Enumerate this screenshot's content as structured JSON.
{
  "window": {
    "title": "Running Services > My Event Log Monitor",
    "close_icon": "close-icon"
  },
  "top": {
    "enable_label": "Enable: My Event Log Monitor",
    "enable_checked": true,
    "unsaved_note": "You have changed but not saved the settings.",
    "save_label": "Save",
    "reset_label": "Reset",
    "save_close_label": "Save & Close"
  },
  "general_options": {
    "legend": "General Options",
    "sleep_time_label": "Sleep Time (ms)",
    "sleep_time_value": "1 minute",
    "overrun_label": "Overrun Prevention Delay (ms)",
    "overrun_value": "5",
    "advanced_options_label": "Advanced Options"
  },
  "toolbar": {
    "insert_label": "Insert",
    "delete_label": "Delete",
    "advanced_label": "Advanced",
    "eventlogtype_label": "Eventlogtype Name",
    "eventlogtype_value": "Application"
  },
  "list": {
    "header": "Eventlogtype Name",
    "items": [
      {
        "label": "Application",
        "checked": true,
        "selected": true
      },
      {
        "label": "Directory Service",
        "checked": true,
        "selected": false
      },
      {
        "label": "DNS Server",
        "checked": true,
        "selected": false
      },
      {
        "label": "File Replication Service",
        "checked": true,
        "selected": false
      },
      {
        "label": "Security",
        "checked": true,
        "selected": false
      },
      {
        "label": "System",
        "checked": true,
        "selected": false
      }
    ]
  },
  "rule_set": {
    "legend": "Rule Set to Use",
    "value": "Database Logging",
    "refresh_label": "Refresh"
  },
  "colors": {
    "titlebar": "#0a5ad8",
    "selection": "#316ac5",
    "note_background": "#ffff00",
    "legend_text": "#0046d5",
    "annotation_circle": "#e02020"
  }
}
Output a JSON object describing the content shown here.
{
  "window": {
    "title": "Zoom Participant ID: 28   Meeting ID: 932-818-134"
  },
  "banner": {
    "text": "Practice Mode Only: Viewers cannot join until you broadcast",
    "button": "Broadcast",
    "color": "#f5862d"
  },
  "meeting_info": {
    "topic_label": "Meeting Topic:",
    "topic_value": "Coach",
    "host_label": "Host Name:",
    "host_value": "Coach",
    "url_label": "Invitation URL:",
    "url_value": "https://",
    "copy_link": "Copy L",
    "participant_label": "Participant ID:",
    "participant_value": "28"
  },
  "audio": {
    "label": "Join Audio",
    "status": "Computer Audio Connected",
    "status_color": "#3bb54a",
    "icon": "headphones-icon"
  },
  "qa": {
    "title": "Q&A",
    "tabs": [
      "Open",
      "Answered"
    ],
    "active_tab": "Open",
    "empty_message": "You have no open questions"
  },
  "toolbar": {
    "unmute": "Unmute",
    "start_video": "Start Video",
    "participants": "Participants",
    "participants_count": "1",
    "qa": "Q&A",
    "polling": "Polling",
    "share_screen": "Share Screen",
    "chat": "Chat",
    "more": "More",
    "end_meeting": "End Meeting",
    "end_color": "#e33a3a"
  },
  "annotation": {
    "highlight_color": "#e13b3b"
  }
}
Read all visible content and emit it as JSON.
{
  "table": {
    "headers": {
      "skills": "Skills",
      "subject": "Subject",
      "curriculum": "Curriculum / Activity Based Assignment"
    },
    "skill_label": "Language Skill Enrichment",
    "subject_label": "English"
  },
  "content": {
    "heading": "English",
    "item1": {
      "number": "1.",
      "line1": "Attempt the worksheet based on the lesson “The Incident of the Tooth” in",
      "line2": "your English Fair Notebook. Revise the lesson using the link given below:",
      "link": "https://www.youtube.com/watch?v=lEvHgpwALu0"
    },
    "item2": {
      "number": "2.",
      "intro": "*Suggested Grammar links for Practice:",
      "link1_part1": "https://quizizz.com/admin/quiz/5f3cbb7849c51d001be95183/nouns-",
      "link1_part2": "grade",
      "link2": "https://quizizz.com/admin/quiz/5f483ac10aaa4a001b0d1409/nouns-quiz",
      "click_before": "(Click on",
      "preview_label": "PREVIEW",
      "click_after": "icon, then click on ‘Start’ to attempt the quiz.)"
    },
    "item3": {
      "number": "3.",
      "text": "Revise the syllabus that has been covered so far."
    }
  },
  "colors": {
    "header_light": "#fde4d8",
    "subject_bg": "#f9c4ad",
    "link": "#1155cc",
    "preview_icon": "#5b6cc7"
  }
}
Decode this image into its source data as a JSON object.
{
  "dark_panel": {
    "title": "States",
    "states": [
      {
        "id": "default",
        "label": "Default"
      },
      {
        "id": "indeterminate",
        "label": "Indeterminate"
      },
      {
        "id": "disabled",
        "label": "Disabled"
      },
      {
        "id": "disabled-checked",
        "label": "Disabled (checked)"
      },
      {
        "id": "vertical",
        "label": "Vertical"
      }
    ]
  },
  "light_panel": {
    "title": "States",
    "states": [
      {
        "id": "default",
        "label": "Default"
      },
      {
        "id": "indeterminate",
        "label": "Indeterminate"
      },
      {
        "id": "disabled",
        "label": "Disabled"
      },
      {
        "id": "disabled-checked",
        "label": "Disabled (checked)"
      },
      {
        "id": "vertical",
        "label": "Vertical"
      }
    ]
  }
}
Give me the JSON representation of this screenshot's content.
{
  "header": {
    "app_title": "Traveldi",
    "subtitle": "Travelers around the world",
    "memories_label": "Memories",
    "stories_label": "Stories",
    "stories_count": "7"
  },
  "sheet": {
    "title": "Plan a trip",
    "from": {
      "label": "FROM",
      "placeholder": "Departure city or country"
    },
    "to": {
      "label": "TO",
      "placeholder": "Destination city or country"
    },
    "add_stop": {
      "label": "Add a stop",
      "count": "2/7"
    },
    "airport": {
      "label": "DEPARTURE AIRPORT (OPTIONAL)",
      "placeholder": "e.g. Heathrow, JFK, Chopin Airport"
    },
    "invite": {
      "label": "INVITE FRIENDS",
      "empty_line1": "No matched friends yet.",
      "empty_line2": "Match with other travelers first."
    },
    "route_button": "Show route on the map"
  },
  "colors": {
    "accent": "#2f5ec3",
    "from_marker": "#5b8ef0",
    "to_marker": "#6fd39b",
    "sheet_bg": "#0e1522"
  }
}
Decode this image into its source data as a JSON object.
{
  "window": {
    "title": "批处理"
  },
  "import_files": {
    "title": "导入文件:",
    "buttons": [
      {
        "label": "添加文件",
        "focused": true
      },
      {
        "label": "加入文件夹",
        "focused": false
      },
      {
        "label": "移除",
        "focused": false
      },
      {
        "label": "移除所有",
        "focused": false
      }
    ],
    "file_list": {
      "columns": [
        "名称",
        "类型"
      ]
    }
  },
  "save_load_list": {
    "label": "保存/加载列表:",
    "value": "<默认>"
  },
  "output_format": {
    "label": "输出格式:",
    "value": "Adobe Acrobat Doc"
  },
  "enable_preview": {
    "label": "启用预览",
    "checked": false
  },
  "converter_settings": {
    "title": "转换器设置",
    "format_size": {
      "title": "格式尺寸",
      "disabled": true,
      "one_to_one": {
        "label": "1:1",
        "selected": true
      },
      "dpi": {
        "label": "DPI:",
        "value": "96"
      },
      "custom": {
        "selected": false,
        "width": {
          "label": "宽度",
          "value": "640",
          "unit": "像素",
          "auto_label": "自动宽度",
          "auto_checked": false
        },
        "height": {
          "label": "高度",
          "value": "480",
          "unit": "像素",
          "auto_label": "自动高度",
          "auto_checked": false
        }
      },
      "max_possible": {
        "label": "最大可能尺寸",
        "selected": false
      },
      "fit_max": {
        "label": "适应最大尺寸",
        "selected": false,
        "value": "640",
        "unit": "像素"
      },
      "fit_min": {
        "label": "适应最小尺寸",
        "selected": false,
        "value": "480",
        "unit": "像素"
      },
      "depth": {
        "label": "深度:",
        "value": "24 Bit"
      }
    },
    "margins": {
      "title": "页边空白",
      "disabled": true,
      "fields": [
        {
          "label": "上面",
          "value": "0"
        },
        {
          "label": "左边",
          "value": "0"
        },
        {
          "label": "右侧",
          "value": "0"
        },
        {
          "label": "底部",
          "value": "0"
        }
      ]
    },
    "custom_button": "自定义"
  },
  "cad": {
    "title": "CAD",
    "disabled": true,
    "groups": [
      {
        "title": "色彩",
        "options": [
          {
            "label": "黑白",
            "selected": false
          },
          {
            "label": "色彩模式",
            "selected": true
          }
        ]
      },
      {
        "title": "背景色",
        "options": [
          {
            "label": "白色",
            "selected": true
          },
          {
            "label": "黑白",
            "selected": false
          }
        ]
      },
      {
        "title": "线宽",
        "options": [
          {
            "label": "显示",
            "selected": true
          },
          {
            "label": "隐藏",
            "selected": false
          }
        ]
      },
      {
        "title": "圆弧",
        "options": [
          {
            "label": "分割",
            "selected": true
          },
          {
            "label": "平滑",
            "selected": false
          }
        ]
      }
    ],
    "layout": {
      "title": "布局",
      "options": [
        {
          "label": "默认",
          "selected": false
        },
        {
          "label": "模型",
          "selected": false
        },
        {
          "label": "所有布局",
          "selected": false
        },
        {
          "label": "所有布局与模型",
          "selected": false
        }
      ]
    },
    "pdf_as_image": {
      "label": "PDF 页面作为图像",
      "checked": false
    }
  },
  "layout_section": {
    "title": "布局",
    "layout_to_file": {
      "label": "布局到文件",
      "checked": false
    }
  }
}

══════════

What you will do:
Look through the entries above and count each line holding "Monitor"; report the count alone.

Expected output:
2